▶ _Dataset items_
========================================
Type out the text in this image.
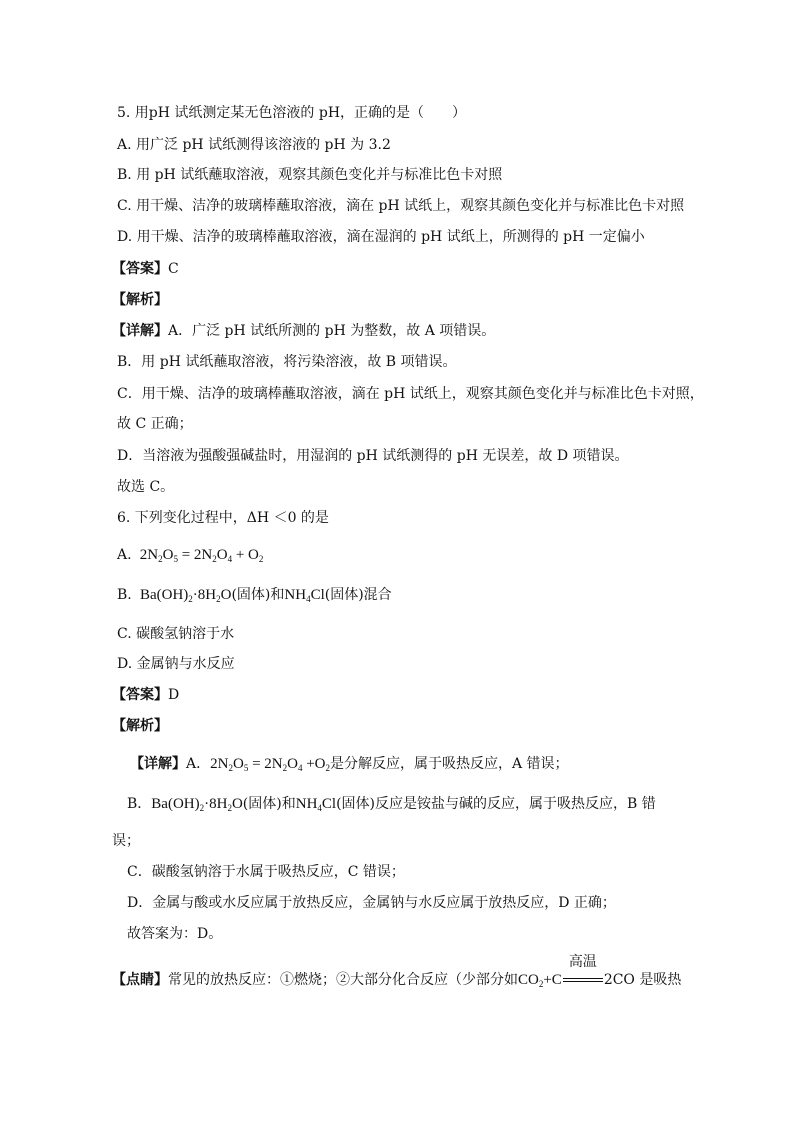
5. 用pH 试纸测定某无色溶液的 pH，正确的是（　　）
A. 用广泛 pH 试纸测得该溶液的 pH 为 3.2
B. 用 pH 试纸蘸取溶液，观察其颜色变化并与标准比色卡对照
C. 用干燥、洁净的玻璃棒蘸取溶液，滴在 pH 试纸上，观察其颜色变化并与标准比色卡对照
D. 用干燥、洁净的玻璃棒蘸取溶液，滴在湿润的 pH 试纸上，所测得的 pH 一定偏小
【答案】C
【解析】
【详解】A．广泛 pH 试纸所测的 pH 为整数，故 A 项错误。
B．用 pH 试纸蘸取溶液，将污染溶液，故 B 项错误。
C．用干燥、洁净的玻璃棒蘸取溶液，滴在 pH 试纸上，观察其颜色变化并与标准比色卡对照，
故 C 正确；
D．当溶液为强酸强碱盐时，用湿润的 pH 试纸测得的 pH 无误差，故 D 项错误。
故选 C。
6. 下列变化过程中，ΔH ＜0 的是
A.  $2N_2O_5 = 2N_2O_4 + O_2$
B.  $Ba(OH)_2\cdot 8H_2O$(固体)和$NH_4Cl$(固体)混合
C. 碳酸氢钠溶于水
D. 金属钠与水反应
【答案】D
【解析】
【详解】A．$2N_2O_5 = 2N_2O_4 +O_2$是分解反应，属于吸热反应，A 错误；
B．$Ba(OH)_2\cdot 8H_2O$(固体)和$NH_4Cl$(固体)反应是铵盐与碱的反应，属于吸热反应，B 错
误；
C．碳酸氢钠溶于水属于吸热反应，C 错误；
D．金属与酸或水反应属于放热反应，金属钠与水反应属于放热反应，D 正确；
故答案为：D。
【点睛】常见的放热反应：①燃烧；②大部分化合反应（少部分如$CO_2+C$
高温
2CO 是吸热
========================================
▶ _Task directions_
Copy, from the material, each line that holds the string "cdot".

▶ _Result_
B.  $Ba(OH)_2\cdot 8H_2O$(固体)和$NH_4Cl$(固体)混合
B．$Ba(OH)_2\cdot 8H_2O$(固体)和$NH_4Cl$(固体)反应是铵盐与碱的反应，属于吸热反应，B 错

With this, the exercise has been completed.